Print the entire listing. Each line must match the original exactly.

— Start of AVAILABLE RECORDS —

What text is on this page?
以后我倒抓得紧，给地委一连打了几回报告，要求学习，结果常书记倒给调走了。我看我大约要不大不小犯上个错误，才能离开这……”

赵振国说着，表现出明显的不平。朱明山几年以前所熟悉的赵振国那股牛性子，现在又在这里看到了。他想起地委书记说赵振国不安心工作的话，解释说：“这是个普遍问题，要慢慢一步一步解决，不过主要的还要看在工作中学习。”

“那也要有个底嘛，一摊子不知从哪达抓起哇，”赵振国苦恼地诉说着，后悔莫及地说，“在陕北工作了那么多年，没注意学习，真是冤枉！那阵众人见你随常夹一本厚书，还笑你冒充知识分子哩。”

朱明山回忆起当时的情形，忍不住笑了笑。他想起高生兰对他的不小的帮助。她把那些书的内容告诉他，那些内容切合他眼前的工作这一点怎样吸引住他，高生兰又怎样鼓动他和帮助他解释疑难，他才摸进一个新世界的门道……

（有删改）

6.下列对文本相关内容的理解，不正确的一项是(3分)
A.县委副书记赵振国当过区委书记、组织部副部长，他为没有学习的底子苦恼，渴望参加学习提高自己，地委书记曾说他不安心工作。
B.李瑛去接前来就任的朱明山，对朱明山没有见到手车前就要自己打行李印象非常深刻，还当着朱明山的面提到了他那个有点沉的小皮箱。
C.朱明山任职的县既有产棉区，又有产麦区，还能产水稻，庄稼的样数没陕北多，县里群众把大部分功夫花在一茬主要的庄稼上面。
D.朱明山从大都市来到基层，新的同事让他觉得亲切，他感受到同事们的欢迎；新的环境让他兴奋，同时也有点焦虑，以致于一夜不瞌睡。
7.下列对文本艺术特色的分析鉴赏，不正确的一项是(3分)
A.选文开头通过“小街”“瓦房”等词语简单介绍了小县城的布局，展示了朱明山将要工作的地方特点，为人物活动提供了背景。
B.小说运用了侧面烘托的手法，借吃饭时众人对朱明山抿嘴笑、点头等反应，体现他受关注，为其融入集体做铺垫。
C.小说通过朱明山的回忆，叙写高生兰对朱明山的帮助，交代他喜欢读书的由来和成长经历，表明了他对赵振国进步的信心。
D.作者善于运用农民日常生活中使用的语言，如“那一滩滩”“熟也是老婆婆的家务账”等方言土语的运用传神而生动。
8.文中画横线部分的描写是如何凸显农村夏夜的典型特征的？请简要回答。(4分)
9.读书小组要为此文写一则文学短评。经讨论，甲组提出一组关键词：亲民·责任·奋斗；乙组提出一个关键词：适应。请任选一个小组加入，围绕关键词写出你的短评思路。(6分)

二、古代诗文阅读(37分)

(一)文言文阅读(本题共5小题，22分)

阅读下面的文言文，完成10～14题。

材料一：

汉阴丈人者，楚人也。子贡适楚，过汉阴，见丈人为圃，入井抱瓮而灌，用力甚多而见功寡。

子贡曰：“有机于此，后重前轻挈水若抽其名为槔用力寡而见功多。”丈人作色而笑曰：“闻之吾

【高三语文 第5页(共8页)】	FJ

— End of AVAILABLE RECORDS —

- TASK ANSWER -
What text is on this page?
以后我倒抓得紧，给地委一连打了几回报告，要求学习，结果常书记倒给调走了。我看我大约要不大不小犯上个错误，才能离开这……”

赵振国说着，表现出明显的不平。朱明山几年以前所熟悉的赵振国那股牛性子，现在又在这里看到了。他想起地委书记说赵振国不安心工作的话，解释说：“这是个普遍问题，要慢慢一步一步解决，不过主要的还要看在工作中学习。”

“那也要有个底嘛，一摊子不知从哪达抓起哇，”赵振国苦恼地诉说着，后悔莫及地说，“在陕北工作了那么多年，没注意学习，真是冤枉！那阵众人见你随常夹一本厚书，还笑你冒充知识分子哩。”

朱明山回忆起当时的情形，忍不住笑了笑。他想起高生兰对他的不小的帮助。她把那些书的内容告诉他，那些内容切合他眼前的工作这一点怎样吸引住他，高生兰又怎样鼓动他和帮助他解释疑难，他才摸进一个新世界的门道……

（有删改）

6.下列对文本相关内容的理解，不正确的一项是(3分)
A.县委副书记赵振国当过区委书记、组织部副部长，他为没有学习的底子苦恼，渴望参加学习提高自己，地委书记曾说他不安心工作。
B.李瑛去接前来就任的朱明山，对朱明山没有见到手车前就要自己打行李印象非常深刻，还当着朱明山的面提到了他那个有点沉的小皮箱。
C.朱明山任职的县既有产棉区，又有产麦区，还能产水稻，庄稼的样数没陕北多，县里群众把大部分功夫花在一茬主要的庄稼上面。
D.朱明山从大都市来到基层，新的同事让他觉得亲切，他感受到同事们的欢迎；新的环境让他兴奋，同时也有点焦虑，以致于一夜不瞌睡。
7.下列对文本艺术特色的分析鉴赏，不正确的一项是(3分)
A.选文开头通过“小街”“瓦房”等词语简单介绍了小县城的布局，展示了朱明山将要工作的地方特点，为人物活动提供了背景。
B.小说运用了侧面烘托的手法，借吃饭时众人对朱明山抿嘴笑、点头等反应，体现他受关注，为其融入集体做铺垫。
C.小说通过朱明山的回忆，叙写高生兰对朱明山的帮助，交代他喜欢读书的由来和成长经历，表明了他对赵振国进步的信心。
D.作者善于运用农民日常生活中使用的语言，如“那一滩滩”“熟也是老婆婆的家务账”等方言土语的运用传神而生动。
8.文中画横线部分的描写是如何凸显农村夏夜的典型特征的？请简要回答。(4分)
9.读书小组要为此文写一则文学短评。经讨论，甲组提出一组关键词：亲民·责任·奋斗；乙组提出一个关键词：适应。请任选一个小组加入，围绕关键词写出你的短评思路。(6分)

二、古代诗文阅读(37分)

(一)文言文阅读(本题共5小题，22分)

阅读下面的文言文，完成10～14题。

材料一：

汉阴丈人者，楚人也。子贡适楚，过汉阴，见丈人为圃，入井抱瓮而灌，用力甚多而见功寡。

子贡曰：“有机于此，后重前轻挈水若抽其名为槔用力寡而见功多。”丈人作色而笑曰：“闻之吾

【高三语文 第5页(共8页)】	FJ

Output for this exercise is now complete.